◆ PROBLEM DESCRIPTION
Rewrite the lines starting at the first one and ending at the line containing "Text: 8: 8: [210, 84, 216, 94]", changing every "Circle shape" to "Circle marker" and leaving everything else unchanged.

◆ PROVIDED RECORDS
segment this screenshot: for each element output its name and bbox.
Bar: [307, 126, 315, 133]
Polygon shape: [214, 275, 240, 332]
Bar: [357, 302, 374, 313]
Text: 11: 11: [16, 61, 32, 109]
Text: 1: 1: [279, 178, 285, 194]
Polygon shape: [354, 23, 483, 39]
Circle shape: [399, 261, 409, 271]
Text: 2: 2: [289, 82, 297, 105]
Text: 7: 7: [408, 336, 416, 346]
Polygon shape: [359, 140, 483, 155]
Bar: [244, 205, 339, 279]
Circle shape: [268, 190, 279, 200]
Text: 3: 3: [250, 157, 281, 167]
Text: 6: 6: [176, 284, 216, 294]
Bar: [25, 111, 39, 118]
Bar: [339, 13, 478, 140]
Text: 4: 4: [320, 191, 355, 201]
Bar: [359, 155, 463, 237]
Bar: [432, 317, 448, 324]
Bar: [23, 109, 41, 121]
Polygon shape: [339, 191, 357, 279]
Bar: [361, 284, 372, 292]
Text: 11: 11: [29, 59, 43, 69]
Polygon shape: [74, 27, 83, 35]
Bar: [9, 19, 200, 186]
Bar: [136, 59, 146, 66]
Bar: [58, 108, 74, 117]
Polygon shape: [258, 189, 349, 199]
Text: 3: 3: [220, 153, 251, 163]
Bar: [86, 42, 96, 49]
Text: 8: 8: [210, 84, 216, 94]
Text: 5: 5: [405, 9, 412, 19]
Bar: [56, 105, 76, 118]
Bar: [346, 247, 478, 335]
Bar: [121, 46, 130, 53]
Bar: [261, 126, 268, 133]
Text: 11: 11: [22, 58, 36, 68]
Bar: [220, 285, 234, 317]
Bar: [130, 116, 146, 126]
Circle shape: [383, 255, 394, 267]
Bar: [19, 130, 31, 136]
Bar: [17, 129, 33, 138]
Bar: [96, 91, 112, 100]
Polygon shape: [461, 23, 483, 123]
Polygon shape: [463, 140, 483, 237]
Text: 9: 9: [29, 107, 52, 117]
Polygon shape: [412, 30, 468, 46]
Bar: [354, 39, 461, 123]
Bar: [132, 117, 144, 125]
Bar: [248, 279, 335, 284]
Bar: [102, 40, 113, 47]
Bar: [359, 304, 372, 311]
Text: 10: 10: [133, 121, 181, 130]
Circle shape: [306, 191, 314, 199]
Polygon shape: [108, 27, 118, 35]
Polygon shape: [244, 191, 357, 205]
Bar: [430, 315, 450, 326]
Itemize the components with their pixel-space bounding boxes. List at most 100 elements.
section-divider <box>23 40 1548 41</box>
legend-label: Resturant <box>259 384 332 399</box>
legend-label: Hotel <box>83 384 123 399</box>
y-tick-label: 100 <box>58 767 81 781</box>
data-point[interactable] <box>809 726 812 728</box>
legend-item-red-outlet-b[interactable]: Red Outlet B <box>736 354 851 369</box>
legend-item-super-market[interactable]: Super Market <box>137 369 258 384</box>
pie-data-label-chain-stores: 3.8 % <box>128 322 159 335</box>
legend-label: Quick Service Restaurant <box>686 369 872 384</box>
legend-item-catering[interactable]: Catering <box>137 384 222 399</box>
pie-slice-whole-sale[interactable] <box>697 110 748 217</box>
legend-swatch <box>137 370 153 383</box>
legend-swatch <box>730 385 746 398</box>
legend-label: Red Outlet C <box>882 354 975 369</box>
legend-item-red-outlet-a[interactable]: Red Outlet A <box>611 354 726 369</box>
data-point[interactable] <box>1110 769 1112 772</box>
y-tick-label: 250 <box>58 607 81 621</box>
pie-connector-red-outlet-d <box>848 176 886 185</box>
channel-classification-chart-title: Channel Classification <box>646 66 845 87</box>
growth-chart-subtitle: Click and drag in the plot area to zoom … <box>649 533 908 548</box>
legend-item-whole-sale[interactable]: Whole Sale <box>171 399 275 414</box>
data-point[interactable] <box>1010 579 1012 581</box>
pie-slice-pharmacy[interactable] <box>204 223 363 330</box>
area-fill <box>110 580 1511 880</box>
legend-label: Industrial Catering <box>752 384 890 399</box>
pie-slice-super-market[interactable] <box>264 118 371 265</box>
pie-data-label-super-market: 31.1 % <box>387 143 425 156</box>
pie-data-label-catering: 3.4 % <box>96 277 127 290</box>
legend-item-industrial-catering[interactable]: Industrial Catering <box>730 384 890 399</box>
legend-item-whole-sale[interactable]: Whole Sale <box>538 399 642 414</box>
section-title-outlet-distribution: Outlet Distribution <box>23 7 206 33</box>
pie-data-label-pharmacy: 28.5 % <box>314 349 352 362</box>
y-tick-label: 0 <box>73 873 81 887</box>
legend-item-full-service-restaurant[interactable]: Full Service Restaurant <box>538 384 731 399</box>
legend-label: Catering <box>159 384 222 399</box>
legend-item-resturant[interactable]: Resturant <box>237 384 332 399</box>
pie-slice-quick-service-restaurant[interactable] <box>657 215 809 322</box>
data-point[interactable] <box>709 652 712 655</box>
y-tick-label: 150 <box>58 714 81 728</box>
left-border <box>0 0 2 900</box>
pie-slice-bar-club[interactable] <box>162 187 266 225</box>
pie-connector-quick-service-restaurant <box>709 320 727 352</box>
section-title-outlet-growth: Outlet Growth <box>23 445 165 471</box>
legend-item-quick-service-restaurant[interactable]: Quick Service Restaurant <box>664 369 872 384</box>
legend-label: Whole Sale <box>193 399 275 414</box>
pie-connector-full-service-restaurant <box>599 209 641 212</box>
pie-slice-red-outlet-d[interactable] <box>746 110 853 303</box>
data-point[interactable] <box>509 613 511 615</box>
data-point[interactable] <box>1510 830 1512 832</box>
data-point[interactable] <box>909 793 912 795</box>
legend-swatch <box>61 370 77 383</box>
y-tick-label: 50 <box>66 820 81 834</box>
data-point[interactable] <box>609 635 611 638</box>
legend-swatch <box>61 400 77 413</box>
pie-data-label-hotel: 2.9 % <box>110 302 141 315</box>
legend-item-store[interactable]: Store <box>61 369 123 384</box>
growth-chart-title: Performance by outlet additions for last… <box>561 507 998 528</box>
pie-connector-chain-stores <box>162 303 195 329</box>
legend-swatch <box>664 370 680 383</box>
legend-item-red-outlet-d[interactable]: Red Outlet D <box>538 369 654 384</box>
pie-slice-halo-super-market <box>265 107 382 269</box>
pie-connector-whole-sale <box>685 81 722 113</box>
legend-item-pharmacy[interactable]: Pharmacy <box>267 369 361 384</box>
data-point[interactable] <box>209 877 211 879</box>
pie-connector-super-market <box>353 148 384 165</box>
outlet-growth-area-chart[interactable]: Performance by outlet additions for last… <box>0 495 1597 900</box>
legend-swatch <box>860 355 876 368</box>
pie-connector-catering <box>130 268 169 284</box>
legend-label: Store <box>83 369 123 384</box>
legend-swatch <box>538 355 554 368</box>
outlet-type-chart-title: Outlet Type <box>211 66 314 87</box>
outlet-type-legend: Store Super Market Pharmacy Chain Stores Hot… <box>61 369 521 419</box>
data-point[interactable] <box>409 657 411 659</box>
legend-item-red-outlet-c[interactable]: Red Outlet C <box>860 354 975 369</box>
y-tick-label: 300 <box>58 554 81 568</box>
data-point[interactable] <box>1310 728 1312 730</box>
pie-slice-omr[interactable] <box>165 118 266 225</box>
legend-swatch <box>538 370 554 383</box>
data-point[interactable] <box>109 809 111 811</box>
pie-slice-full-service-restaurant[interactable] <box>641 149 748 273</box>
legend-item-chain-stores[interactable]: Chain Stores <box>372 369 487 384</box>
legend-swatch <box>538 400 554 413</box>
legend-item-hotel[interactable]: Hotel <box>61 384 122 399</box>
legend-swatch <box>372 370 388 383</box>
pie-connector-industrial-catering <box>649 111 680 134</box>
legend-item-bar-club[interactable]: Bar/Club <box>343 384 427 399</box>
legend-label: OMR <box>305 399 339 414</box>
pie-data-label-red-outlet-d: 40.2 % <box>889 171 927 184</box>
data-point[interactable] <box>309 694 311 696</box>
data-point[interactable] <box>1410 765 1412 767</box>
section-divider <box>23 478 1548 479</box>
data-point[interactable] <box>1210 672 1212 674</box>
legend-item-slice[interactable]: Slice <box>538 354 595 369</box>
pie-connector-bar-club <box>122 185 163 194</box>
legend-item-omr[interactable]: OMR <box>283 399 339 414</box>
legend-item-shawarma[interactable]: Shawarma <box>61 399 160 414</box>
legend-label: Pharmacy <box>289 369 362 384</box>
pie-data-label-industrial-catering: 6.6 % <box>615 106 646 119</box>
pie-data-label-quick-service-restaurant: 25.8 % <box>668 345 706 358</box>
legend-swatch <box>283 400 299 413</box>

◆ FULL SOLUTION
segment this screenshot: for each element output its name and bbox.
Bar: [307, 126, 315, 133]
Polygon shape: [214, 275, 240, 332]
Bar: [357, 302, 374, 313]
Text: 11: 11: [16, 61, 32, 109]
Text: 1: 1: [279, 178, 285, 194]
Polygon shape: [354, 23, 483, 39]
Circle marker: [399, 261, 409, 271]
Text: 2: 2: [289, 82, 297, 105]
Text: 7: 7: [408, 336, 416, 346]
Polygon shape: [359, 140, 483, 155]
Bar: [244, 205, 339, 279]
Circle marker: [268, 190, 279, 200]
Text: 3: 3: [250, 157, 281, 167]
Text: 6: 6: [176, 284, 216, 294]
Bar: [25, 111, 39, 118]
Bar: [339, 13, 478, 140]
Text: 4: 4: [320, 191, 355, 201]
Bar: [359, 155, 463, 237]
Bar: [432, 317, 448, 324]
Bar: [23, 109, 41, 121]
Polygon shape: [339, 191, 357, 279]
Bar: [361, 284, 372, 292]
Text: 11: 11: [29, 59, 43, 69]
Polygon shape: [74, 27, 83, 35]
Bar: [9, 19, 200, 186]
Bar: [136, 59, 146, 66]
Bar: [58, 108, 74, 117]
Polygon shape: [258, 189, 349, 199]
Text: 3: 3: [220, 153, 251, 163]
Bar: [86, 42, 96, 49]
Text: 8: 8: [210, 84, 216, 94]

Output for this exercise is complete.